[START OF Data listing]

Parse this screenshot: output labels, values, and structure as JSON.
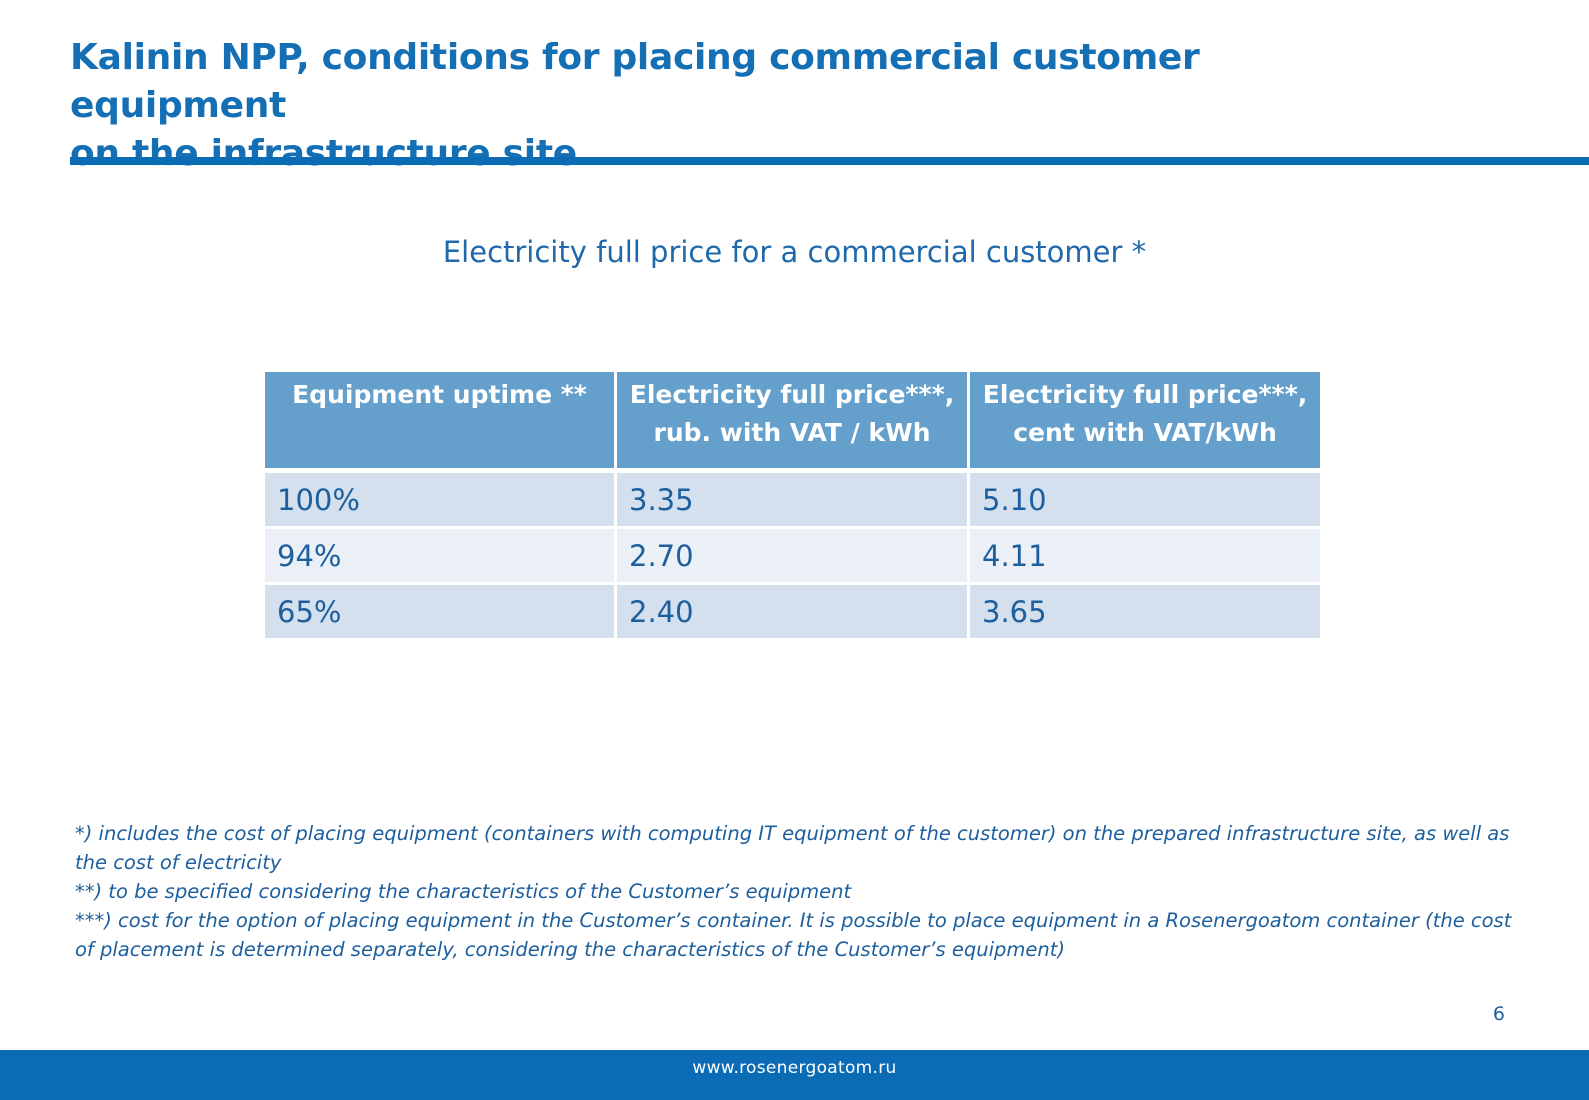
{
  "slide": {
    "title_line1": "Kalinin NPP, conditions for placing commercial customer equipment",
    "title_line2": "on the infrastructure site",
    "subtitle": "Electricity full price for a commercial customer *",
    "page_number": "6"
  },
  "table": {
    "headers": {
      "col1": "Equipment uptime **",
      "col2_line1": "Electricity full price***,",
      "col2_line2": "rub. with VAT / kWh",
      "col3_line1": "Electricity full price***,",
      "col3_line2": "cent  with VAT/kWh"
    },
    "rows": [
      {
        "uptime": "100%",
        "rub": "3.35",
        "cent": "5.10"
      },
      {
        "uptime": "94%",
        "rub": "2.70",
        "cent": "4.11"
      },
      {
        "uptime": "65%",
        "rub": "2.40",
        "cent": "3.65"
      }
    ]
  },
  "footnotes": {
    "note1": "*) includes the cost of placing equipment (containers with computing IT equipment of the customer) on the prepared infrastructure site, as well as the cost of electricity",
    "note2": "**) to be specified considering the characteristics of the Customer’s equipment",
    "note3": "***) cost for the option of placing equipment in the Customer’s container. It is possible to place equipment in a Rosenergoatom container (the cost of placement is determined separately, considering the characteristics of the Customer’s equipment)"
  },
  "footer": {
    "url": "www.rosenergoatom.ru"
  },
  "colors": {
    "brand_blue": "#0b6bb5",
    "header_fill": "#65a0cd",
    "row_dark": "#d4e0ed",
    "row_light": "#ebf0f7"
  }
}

[END OF Data listing]

→ **What this task involves**
Repeat all of the data above word for word, minus the pictures.

→ **Solution for this task**
Parse this screenshot: output labels, values, and structure as JSON.
{
  "slide": {
    "title_line1": "Kalinin NPP, conditions for placing commercial customer equipment",
    "title_line2": "on the infrastructure site",
    "subtitle": "Electricity full price for a commercial customer *",
    "page_number": "6"
  },
  "table": {
    "headers": {
      "col1": "Equipment uptime **",
      "col2_line1": "Electricity full price***,",
      "col2_line2": "rub. with VAT / kWh",
      "col3_line1": "Electricity full price***,",
      "col3_line2": "cent  with VAT/kWh"
    },
    "rows": [
      {
        "uptime": "100%",
        "rub": "3.35",
        "cent": "5.10"
      },
      {
        "uptime": "94%",
        "rub": "2.70",
        "cent": "4.11"
      },
      {
        "uptime": "65%",
        "rub": "2.40",
        "cent": "3.65"
      }
    ]
  },
  "footnotes": {
    "note1": "*) includes the cost of placing equipment (containers with computing IT equipment of the customer) on the prepared infrastructure site, as well as the cost of electricity",
    "note2": "**) to be specified considering the characteristics of the Customer’s equipment",
    "note3": "***) cost for the option of placing equipment in the Customer’s container. It is possible to place equipment in a Rosenergoatom container (the cost of placement is determined separately, considering the characteristics of the Customer’s equipment)"
  },
  "footer": {
    "url": "www.rosenergoatom.ru"
  },
  "colors": {
    "brand_blue": "#0b6bb5",
    "header_fill": "#65a0cd",
    "row_dark": "#d4e0ed",
    "row_light": "#ebf0f7"
  }
}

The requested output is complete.